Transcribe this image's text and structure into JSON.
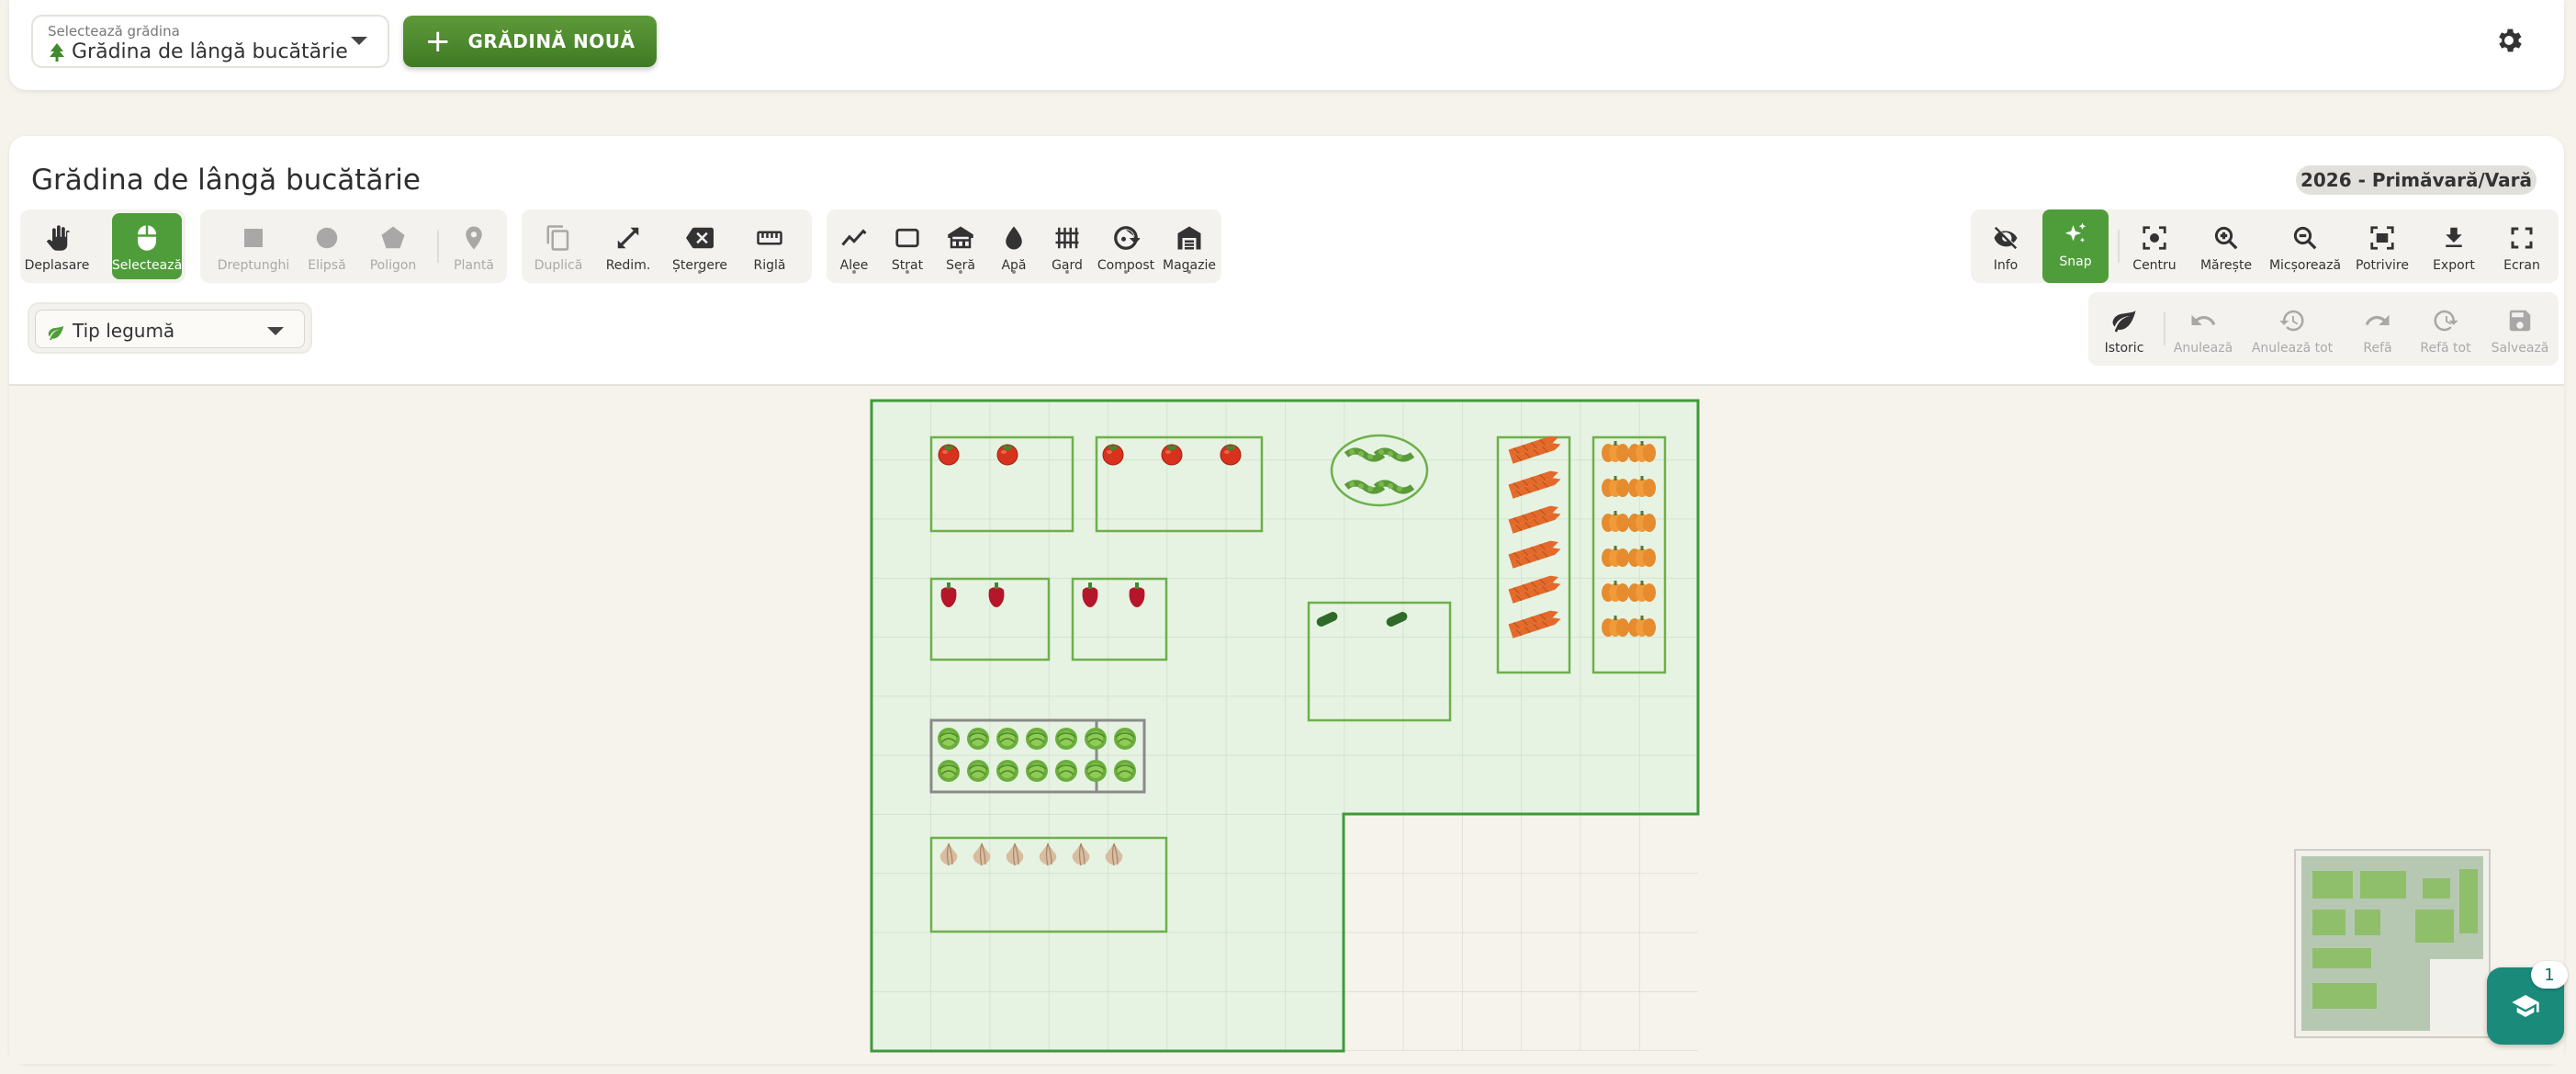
{
  "header": {
    "select_label": "Selectează grădina",
    "selected_garden": "Grădina de lângă bucătărie",
    "new_button": "GRĂDINĂ NOUĂ"
  },
  "garden": {
    "title": "Grădina de lângă bucătărie",
    "season": "2026 - Primăvară/Vară"
  },
  "toolbar": {
    "mode": [
      {
        "label": "Deplasare",
        "icon": "hand-icon"
      },
      {
        "label": "Selectează",
        "icon": "mouse-icon",
        "active": true
      }
    ],
    "shapes": [
      {
        "label": "Dreptunghi",
        "icon": "square-icon"
      },
      {
        "label": "Elipsă",
        "icon": "circle-icon"
      },
      {
        "label": "Poligon",
        "icon": "pentagon-icon"
      },
      {
        "label": "Plantă",
        "icon": "pin-icon"
      }
    ],
    "edit": [
      {
        "label": "Duplică",
        "icon": "copy-icon"
      },
      {
        "label": "Redim.",
        "icon": "resize-icon"
      },
      {
        "label": "Ștergere",
        "icon": "backspace-icon"
      },
      {
        "label": "Riglă",
        "icon": "ruler-icon"
      }
    ],
    "elements": [
      {
        "label": "Alee",
        "icon": "path-icon"
      },
      {
        "label": "Strat",
        "icon": "bed-icon"
      },
      {
        "label": "Seră",
        "icon": "greenhouse-icon"
      },
      {
        "label": "Apă",
        "icon": "drop-icon"
      },
      {
        "label": "Gard",
        "icon": "fence-icon"
      },
      {
        "label": "Compost",
        "icon": "compost-icon"
      },
      {
        "label": "Magazie",
        "icon": "shed-icon"
      }
    ],
    "view": [
      {
        "label": "Info",
        "icon": "eye-off-icon"
      },
      {
        "label": "Snap",
        "icon": "sparkle-icon",
        "active": true
      },
      {
        "label": "Centru",
        "icon": "center-icon"
      },
      {
        "label": "Mărește",
        "icon": "zoom-in-icon"
      },
      {
        "label": "Micșorează",
        "icon": "zoom-out-icon"
      },
      {
        "label": "Potrivire",
        "icon": "fit-icon"
      },
      {
        "label": "Export",
        "icon": "download-icon"
      },
      {
        "label": "Ecran",
        "icon": "fullscreen-icon"
      }
    ],
    "history": [
      {
        "label": "Istoric",
        "icon": "leaf-icon"
      },
      {
        "label": "Anulează",
        "icon": "undo-icon"
      },
      {
        "label": "Anulează tot",
        "icon": "history-icon"
      },
      {
        "label": "Refă",
        "icon": "redo-icon"
      },
      {
        "label": "Refă tot",
        "icon": "redo-all-icon"
      },
      {
        "label": "Salvează",
        "icon": "save-icon"
      }
    ]
  },
  "filter": {
    "label": "Tip legumă"
  },
  "help": {
    "badge": "1"
  },
  "colors": {
    "accent": "#4f9d3a",
    "garden_fill": "#e6f3e3",
    "bed_border": "#6db04b"
  }
}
####
Copy every record above exactly as written, but leave out the pictures.

Transcribe this image's text and structure into JSON.
{
  "header": {
    "select_label": "Selectează grădina",
    "selected_garden": "Grădina de lângă bucătărie",
    "new_button": "GRĂDINĂ NOUĂ"
  },
  "garden": {
    "title": "Grădina de lângă bucătărie",
    "season": "2026 - Primăvară/Vară"
  },
  "toolbar": {
    "mode": [
      {
        "label": "Deplasare",
        "icon": "hand-icon"
      },
      {
        "label": "Selectează",
        "icon": "mouse-icon",
        "active": true
      }
    ],
    "shapes": [
      {
        "label": "Dreptunghi",
        "icon": "square-icon"
      },
      {
        "label": "Elipsă",
        "icon": "circle-icon"
      },
      {
        "label": "Poligon",
        "icon": "pentagon-icon"
      },
      {
        "label": "Plantă",
        "icon": "pin-icon"
      }
    ],
    "edit": [
      {
        "label": "Duplică",
        "icon": "copy-icon"
      },
      {
        "label": "Redim.",
        "icon": "resize-icon"
      },
      {
        "label": "Ștergere",
        "icon": "backspace-icon"
      },
      {
        "label": "Riglă",
        "icon": "ruler-icon"
      }
    ],
    "elements": [
      {
        "label": "Alee",
        "icon": "path-icon"
      },
      {
        "label": "Strat",
        "icon": "bed-icon"
      },
      {
        "label": "Seră",
        "icon": "greenhouse-icon"
      },
      {
        "label": "Apă",
        "icon": "drop-icon"
      },
      {
        "label": "Gard",
        "icon": "fence-icon"
      },
      {
        "label": "Compost",
        "icon": "compost-icon"
      },
      {
        "label": "Magazie",
        "icon": "shed-icon"
      }
    ],
    "view": [
      {
        "label": "Info",
        "icon": "eye-off-icon"
      },
      {
        "label": "Snap",
        "icon": "sparkle-icon",
        "active": true
      },
      {
        "label": "Centru",
        "icon": "center-icon"
      },
      {
        "label": "Mărește",
        "icon": "zoom-in-icon"
      },
      {
        "label": "Micșorează",
        "icon": "zoom-out-icon"
      },
      {
        "label": "Potrivire",
        "icon": "fit-icon"
      },
      {
        "label": "Export",
        "icon": "download-icon"
      },
      {
        "label": "Ecran",
        "icon": "fullscreen-icon"
      }
    ],
    "history": [
      {
        "label": "Istoric",
        "icon": "leaf-icon"
      },
      {
        "label": "Anulează",
        "icon": "undo-icon"
      },
      {
        "label": "Anulează tot",
        "icon": "history-icon"
      },
      {
        "label": "Refă",
        "icon": "redo-icon"
      },
      {
        "label": "Refă tot",
        "icon": "redo-all-icon"
      },
      {
        "label": "Salvează",
        "icon": "save-icon"
      }
    ]
  },
  "filter": {
    "label": "Tip legumă"
  },
  "help": {
    "badge": "1"
  },
  "colors": {
    "accent": "#4f9d3a",
    "garden_fill": "#e6f3e3",
    "bed_border": "#6db04b"
  }
}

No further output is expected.